Written instruction >> Reproduce the entries exactly.

Excerpted records >>
=-=-=
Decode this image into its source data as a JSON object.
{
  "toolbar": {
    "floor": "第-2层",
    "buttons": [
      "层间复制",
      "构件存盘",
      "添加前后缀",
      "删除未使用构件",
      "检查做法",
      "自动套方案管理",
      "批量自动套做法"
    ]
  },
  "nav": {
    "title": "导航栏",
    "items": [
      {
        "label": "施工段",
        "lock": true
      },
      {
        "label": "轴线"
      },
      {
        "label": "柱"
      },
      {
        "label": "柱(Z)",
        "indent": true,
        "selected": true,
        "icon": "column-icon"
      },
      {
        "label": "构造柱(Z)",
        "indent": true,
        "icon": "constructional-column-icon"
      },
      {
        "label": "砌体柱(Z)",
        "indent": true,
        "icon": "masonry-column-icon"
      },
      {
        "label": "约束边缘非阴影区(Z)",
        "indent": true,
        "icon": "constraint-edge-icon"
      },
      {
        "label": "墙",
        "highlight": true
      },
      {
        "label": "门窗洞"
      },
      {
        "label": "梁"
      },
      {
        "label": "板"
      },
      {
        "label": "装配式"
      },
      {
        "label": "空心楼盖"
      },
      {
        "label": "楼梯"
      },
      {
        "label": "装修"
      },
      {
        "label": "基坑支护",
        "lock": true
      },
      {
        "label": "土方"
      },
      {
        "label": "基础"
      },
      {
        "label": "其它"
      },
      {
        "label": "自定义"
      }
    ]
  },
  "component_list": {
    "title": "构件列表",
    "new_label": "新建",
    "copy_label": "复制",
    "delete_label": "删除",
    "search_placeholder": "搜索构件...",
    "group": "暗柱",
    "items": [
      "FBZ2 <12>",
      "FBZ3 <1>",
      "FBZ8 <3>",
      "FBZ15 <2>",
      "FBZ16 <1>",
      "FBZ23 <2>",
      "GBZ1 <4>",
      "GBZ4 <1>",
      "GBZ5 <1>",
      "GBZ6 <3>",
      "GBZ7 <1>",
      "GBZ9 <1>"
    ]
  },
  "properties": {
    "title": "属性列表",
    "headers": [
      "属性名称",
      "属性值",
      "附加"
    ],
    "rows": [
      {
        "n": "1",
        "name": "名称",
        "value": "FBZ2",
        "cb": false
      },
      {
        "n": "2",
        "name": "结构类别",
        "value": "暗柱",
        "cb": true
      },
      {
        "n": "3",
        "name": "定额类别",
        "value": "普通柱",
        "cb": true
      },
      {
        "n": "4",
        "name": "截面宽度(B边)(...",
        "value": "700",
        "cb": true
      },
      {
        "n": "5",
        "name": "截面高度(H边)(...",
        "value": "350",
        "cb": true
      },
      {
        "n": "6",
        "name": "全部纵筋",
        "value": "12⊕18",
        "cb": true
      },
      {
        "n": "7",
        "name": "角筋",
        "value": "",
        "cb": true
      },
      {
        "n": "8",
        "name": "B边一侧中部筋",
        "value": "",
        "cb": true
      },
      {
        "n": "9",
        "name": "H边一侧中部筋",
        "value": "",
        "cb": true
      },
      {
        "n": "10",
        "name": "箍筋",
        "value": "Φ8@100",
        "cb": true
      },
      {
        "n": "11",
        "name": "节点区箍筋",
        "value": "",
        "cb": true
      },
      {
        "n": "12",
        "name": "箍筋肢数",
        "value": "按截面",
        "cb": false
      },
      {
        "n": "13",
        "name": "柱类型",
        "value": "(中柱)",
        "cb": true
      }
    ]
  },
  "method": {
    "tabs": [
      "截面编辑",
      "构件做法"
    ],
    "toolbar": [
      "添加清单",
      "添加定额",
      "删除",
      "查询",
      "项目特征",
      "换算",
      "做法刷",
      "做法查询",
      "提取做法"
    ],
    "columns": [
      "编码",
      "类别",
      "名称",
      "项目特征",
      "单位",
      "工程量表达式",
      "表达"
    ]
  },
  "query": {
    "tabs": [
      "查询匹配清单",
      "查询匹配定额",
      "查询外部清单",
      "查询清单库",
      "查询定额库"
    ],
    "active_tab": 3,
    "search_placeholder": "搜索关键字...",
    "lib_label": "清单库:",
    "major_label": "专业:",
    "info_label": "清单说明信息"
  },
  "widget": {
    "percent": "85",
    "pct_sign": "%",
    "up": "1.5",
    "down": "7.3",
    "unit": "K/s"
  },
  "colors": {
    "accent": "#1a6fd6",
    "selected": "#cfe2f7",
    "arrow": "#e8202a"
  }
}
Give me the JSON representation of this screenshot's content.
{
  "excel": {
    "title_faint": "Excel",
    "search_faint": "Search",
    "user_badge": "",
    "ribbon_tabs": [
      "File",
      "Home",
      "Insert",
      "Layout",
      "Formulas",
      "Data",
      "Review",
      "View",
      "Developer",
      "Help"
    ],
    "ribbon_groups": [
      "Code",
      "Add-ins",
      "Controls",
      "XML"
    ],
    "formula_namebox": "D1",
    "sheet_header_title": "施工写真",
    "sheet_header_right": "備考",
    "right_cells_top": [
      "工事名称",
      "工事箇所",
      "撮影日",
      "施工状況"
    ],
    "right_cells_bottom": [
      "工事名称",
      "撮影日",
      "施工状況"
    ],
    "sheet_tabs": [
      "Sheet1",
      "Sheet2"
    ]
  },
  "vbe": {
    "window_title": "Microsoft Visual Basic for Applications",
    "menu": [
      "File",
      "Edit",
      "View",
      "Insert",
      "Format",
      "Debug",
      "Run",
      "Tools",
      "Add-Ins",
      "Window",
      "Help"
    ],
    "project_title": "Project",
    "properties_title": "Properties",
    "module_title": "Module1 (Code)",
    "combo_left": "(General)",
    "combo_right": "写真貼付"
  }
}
=-=-=
Response >>
Decode this image into its source data as a JSON object.
{
  "toolbar": {
    "floor": "第-2层",
    "buttons": [
      "层间复制",
      "构件存盘",
      "添加前后缀",
      "删除未使用构件",
      "检查做法",
      "自动套方案管理",
      "批量自动套做法"
    ]
  },
  "nav": {
    "title": "导航栏",
    "items": [
      {
        "label": "施工段",
        "lock": true
      },
      {
        "label": "轴线"
      },
      {
        "label": "柱"
      },
      {
        "label": "柱(Z)",
        "indent": true,
        "selected": true,
        "icon": "column-icon"
      },
      {
        "label": "构造柱(Z)",
        "indent": true,
        "icon": "constructional-column-icon"
      },
      {
        "label": "砌体柱(Z)",
        "indent": true,
        "icon": "masonry-column-icon"
      },
      {
        "label": "约束边缘非阴影区(Z)",
        "indent": true,
        "icon": "constraint-edge-icon"
      },
      {
        "label": "墙",
        "highlight": true
      },
      {
        "label": "门窗洞"
      },
      {
        "label": "梁"
      },
      {
        "label": "板"
      },
      {
        "label": "装配式"
      },
      {
        "label": "空心楼盖"
      },
      {
        "label": "楼梯"
      },
      {
        "label": "装修"
      },
      {
        "label": "基坑支护",
        "lock": true
      },
      {
        "label": "土方"
      },
      {
        "label": "基础"
      },
      {
        "label": "其它"
      },
      {
        "label": "自定义"
      }
    ]
  },
  "component_list": {
    "title": "构件列表",
    "new_label": "新建",
    "copy_label": "复制",
    "delete_label": "删除",
    "search_placeholder": "搜索构件...",
    "group": "暗柱",
    "items": [
      "FBZ2 <12>",
      "FBZ3 <1>",
      "FBZ8 <3>",
      "FBZ15 <2>",
      "FBZ16 <1>",
      "FBZ23 <2>",
      "GBZ1 <4>",
      "GBZ4 <1>",
      "GBZ5 <1>",
      "GBZ6 <3>",
      "GBZ7 <1>",
      "GBZ9 <1>"
    ]
  },
  "properties": {
    "title": "属性列表",
    "headers": [
      "属性名称",
      "属性值",
      "附加"
    ],
    "rows": [
      {
        "n": "1",
        "name": "名称",
        "value": "FBZ2",
        "cb": false
      },
      {
        "n": "2",
        "name": "结构类别",
        "value": "暗柱",
        "cb": true
      },
      {
        "n": "3",
        "name": "定额类别",
        "value": "普通柱",
        "cb": true
      },
      {
        "n": "4",
        "name": "截面宽度(B边)(...",
        "value": "700",
        "cb": true
      },
      {
        "n": "5",
        "name": "截面高度(H边)(...",
        "value": "350",
        "cb": true
      },
      {
        "n": "6",
        "name": "全部纵筋",
        "value": "12⊕18",
        "cb": true
      },
      {
        "n": "7",
        "name": "角筋",
        "value": "",
        "cb": true
      },
      {
        "n": "8",
        "name": "B边一侧中部筋",
        "value": "",
        "cb": true
      },
      {
        "n": "9",
        "name": "H边一侧中部筋",
        "value": "",
        "cb": true
      },
      {
        "n": "10",
        "name": "箍筋",
        "value": "Φ8@100",
        "cb": true
      },
      {
        "n": "11",
        "name": "节点区箍筋",
        "value": "",
        "cb": true
      },
      {
        "n": "12",
        "name": "箍筋肢数",
        "value": "按截面",
        "cb": false
      },
      {
        "n": "13",
        "name": "柱类型",
        "value": "(中柱)",
        "cb": true
      }
    ]
  },
  "method": {
    "tabs": [
      "截面编辑",
      "构件做法"
    ],
    "toolbar": [
      "添加清单",
      "添加定额",
      "删除",
      "查询",
      "项目特征",
      "换算",
      "做法刷",
      "做法查询",
      "提取做法"
    ],
    "columns": [
      "编码",
      "类别",
      "名称",
      "项目特征",
      "单位",
      "工程量表达式",
      "表达"
    ]
  },
  "query": {
    "tabs": [
      "查询匹配清单",
      "查询匹配定额",
      "查询外部清单",
      "查询清单库",
      "查询定额库"
    ],
    "active_tab": 3,
    "search_placeholder": "搜索关键字...",
    "lib_label": "清单库:",
    "major_label": "专业:",
    "info_label": "清单说明信息"
  },
  "widget": {
    "percent": "85",
    "pct_sign": "%",
    "up": "1.5",
    "down": "7.3",
    "unit": "K/s"
  },
  "colors": {
    "accent": "#1a6fd6",
    "selected": "#cfe2f7",
    "arrow": "#e8202a"
  }
}
Give me the JSON representation of this screenshot's content.
{
  "excel": {
    "title_faint": "Excel",
    "search_faint": "Search",
    "user_badge": "",
    "ribbon_tabs": [
      "File",
      "Home",
      "Insert",
      "Layout",
      "Formulas",
      "Data",
      "Review",
      "View",
      "Developer",
      "Help"
    ],
    "ribbon_groups": [
      "Code",
      "Add-ins",
      "Controls",
      "XML"
    ],
    "formula_namebox": "D1",
    "sheet_header_title": "施工写真",
    "sheet_header_right": "備考",
    "right_cells_top": [
      "工事名称",
      "工事箇所",
      "撮影日",
      "施工状況"
    ],
    "right_cells_bottom": [
      "工事名称",
      "撮影日",
      "施工状況"
    ],
    "sheet_tabs": [
      "Sheet1",
      "Sheet2"
    ]
  },
  "vbe": {
    "window_title": "Microsoft Visual Basic for Applications",
    "menu": [
      "File",
      "Edit",
      "View",
      "Insert",
      "Format",
      "Debug",
      "Run",
      "Tools",
      "Add-Ins",
      "Window",
      "Help"
    ],
    "project_title": "Project",
    "properties_title": "Properties",
    "module_title": "Module1 (Code)",
    "combo_left": "(General)",
    "combo_right": "写真貼付"
  }
}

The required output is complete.